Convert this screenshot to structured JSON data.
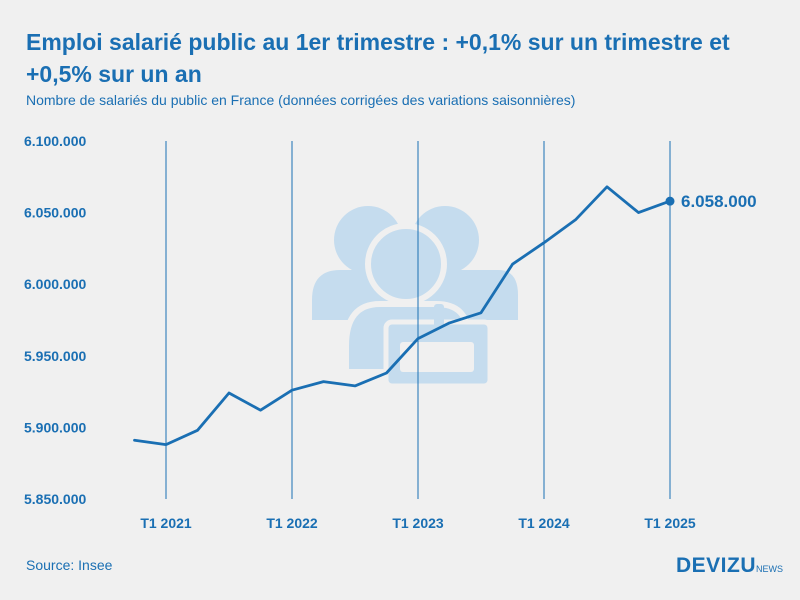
{
  "header": {
    "title": "Emploi salarié public au 1er trimestre : +0,1% sur un trimestre et +0,5% sur un an",
    "subtitle": "Nombre de salariés du public en France (données corrigées des variations saisonnières)"
  },
  "footer": {
    "source": "Source: Insee",
    "brand": "DEVIZU",
    "brand_suffix": "NEWS"
  },
  "colors": {
    "accent": "#1a6fb3",
    "background": "#f0f0f0",
    "watermark": "#c5dcee"
  },
  "chart_data": {
    "type": "line",
    "title": "Emploi salarié public au 1er trimestre : +0,1% sur un trimestre et +0,5% sur un an",
    "subtitle": "Nombre de salariés du public en France (données corrigées des variations saisonnières)",
    "xlabel": "",
    "ylabel": "",
    "ylim": [
      5850000,
      6100000
    ],
    "y_ticks": [
      5850000,
      5900000,
      5950000,
      6000000,
      6050000,
      6100000
    ],
    "y_tick_labels": [
      "5.850.000",
      "5.900.000",
      "5.950.000",
      "6.000.000",
      "6.050.000",
      "6.100.000"
    ],
    "x_ticks": [
      "T1 2021",
      "T1 2022",
      "T1 2023",
      "T1 2024",
      "T1 2025"
    ],
    "grid": "vertical",
    "x": [
      "T4 2020",
      "T1 2021",
      "T2 2021",
      "T3 2021",
      "T4 2021",
      "T1 2022",
      "T2 2022",
      "T3 2022",
      "T4 2022",
      "T1 2023",
      "T2 2023",
      "T3 2023",
      "T4 2023",
      "T1 2024",
      "T2 2024",
      "T3 2024",
      "T4 2024",
      "T1 2025"
    ],
    "series": [
      {
        "values": [
          5891000,
          5888000,
          5898000,
          5924000,
          5912000,
          5926000,
          5932000,
          5929000,
          5938000,
          5962000,
          5973000,
          5980000,
          6014000,
          6029000,
          6045000,
          6068000,
          6050000,
          6058000
        ]
      }
    ],
    "last_value_label": "6.058.000"
  }
}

═══

- **WRITTEN REQUEST**
Exclude the images, then output the data above word for word.

- **OUTPUT**
Convert this screenshot to structured JSON data.
{
  "header": {
    "title": "Emploi salarié public au 1er trimestre : +0,1% sur un trimestre et +0,5% sur un an",
    "subtitle": "Nombre de salariés du public en France (données corrigées des variations saisonnières)"
  },
  "footer": {
    "source": "Source: Insee",
    "brand": "DEVIZU",
    "brand_suffix": "NEWS"
  },
  "colors": {
    "accent": "#1a6fb3",
    "background": "#f0f0f0",
    "watermark": "#c5dcee"
  },
  "chart_data": {
    "type": "line",
    "title": "Emploi salarié public au 1er trimestre : +0,1% sur un trimestre et +0,5% sur un an",
    "subtitle": "Nombre de salariés du public en France (données corrigées des variations saisonnières)",
    "xlabel": "",
    "ylabel": "",
    "ylim": [
      5850000,
      6100000
    ],
    "y_ticks": [
      5850000,
      5900000,
      5950000,
      6000000,
      6050000,
      6100000
    ],
    "y_tick_labels": [
      "5.850.000",
      "5.900.000",
      "5.950.000",
      "6.000.000",
      "6.050.000",
      "6.100.000"
    ],
    "x_ticks": [
      "T1 2021",
      "T1 2022",
      "T1 2023",
      "T1 2024",
      "T1 2025"
    ],
    "grid": "vertical",
    "x": [
      "T4 2020",
      "T1 2021",
      "T2 2021",
      "T3 2021",
      "T4 2021",
      "T1 2022",
      "T2 2022",
      "T3 2022",
      "T4 2022",
      "T1 2023",
      "T2 2023",
      "T3 2023",
      "T4 2023",
      "T1 2024",
      "T2 2024",
      "T3 2024",
      "T4 2024",
      "T1 2025"
    ],
    "series": [
      {
        "values": [
          5891000,
          5888000,
          5898000,
          5924000,
          5912000,
          5926000,
          5932000,
          5929000,
          5938000,
          5962000,
          5973000,
          5980000,
          6014000,
          6029000,
          6045000,
          6068000,
          6050000,
          6058000
        ]
      }
    ],
    "last_value_label": "6.058.000"
  }
}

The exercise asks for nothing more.